- Exercise
Find each line with the string "JSON" and copy it.

Dataset entries on figures:
____________

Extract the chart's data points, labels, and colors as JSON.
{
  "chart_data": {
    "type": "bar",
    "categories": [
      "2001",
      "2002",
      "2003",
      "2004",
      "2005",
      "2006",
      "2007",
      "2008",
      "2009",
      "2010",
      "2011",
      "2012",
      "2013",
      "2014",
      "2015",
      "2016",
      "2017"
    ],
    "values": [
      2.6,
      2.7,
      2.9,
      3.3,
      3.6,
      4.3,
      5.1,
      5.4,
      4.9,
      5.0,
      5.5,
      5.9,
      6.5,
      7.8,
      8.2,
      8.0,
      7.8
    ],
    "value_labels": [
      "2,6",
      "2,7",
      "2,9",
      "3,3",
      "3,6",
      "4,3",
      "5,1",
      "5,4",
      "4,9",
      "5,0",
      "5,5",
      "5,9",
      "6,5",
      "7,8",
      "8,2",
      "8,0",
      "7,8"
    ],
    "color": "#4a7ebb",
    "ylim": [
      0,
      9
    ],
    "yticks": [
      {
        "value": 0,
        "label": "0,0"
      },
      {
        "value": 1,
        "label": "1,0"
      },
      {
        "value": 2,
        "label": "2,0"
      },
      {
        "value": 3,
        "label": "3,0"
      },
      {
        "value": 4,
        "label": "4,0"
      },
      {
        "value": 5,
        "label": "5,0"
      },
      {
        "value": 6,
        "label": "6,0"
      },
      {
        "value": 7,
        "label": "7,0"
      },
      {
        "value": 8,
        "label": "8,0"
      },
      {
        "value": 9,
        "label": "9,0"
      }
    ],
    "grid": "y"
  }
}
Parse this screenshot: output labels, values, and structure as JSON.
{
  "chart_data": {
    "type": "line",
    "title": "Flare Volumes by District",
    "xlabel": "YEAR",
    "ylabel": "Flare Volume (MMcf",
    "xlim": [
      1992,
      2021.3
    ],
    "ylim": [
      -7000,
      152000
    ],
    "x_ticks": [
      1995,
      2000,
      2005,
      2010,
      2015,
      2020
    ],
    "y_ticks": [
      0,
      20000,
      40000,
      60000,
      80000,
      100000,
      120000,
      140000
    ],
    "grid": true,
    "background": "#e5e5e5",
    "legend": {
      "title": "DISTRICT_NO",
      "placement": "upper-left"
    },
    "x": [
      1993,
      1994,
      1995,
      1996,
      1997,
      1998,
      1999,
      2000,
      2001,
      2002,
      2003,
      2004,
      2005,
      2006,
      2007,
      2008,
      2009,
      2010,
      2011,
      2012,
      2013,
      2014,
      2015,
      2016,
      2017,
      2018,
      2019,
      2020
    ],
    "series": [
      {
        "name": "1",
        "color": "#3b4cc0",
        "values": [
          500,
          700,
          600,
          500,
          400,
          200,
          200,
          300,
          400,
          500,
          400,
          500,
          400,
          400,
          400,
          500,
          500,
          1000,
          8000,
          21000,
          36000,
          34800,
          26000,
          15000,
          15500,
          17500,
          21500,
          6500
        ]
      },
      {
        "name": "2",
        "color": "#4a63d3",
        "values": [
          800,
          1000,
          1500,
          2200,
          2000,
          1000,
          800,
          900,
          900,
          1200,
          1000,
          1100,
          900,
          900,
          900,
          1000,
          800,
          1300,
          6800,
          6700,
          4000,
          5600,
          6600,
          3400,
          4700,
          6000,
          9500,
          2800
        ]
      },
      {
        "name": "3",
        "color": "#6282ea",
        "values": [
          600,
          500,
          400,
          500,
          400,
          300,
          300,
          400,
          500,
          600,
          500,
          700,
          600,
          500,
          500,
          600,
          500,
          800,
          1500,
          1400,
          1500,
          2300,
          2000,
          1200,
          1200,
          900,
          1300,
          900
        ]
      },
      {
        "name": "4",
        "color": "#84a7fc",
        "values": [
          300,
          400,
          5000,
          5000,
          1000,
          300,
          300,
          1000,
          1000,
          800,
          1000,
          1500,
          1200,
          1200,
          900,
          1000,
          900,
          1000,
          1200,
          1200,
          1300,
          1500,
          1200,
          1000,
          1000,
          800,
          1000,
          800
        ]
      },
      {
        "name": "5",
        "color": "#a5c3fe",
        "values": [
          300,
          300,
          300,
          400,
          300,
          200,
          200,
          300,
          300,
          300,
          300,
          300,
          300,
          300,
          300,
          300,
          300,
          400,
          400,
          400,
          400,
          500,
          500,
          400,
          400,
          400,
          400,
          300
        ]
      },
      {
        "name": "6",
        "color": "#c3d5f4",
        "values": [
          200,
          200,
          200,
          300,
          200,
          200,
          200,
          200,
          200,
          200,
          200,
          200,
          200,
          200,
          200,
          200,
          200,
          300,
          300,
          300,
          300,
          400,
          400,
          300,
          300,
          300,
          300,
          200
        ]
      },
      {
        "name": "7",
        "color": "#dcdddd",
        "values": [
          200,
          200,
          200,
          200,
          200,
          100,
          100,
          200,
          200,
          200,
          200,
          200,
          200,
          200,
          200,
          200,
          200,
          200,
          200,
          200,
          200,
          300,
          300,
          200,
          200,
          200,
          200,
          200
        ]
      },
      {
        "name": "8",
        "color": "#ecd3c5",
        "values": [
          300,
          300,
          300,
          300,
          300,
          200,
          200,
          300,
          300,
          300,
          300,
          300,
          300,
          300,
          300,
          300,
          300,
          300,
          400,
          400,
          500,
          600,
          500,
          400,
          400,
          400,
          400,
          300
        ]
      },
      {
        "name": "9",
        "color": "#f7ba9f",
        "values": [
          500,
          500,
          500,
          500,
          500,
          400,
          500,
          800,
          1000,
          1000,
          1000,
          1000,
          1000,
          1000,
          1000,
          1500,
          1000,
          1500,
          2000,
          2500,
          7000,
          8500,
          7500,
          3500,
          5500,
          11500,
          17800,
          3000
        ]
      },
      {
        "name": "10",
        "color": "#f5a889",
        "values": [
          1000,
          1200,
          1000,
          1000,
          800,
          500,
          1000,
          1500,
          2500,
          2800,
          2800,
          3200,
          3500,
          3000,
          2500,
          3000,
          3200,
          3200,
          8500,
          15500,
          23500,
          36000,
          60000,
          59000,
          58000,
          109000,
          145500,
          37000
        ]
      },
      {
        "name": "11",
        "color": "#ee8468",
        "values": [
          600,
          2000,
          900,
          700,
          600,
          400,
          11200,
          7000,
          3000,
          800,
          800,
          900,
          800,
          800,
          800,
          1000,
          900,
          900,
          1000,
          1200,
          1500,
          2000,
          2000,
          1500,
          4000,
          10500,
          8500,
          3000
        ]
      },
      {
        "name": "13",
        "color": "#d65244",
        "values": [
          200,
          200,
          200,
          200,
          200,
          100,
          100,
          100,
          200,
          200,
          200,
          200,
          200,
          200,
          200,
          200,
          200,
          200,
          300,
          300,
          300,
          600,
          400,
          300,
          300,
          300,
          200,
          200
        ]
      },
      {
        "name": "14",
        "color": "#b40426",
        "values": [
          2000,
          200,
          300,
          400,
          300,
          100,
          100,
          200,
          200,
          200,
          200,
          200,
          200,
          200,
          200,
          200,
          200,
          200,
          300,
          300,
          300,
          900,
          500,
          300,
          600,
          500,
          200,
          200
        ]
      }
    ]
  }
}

____________

- Completed task
Extract the chart's data points, labels, and colors as JSON.
Parse this screenshot: output labels, values, and structure as JSON.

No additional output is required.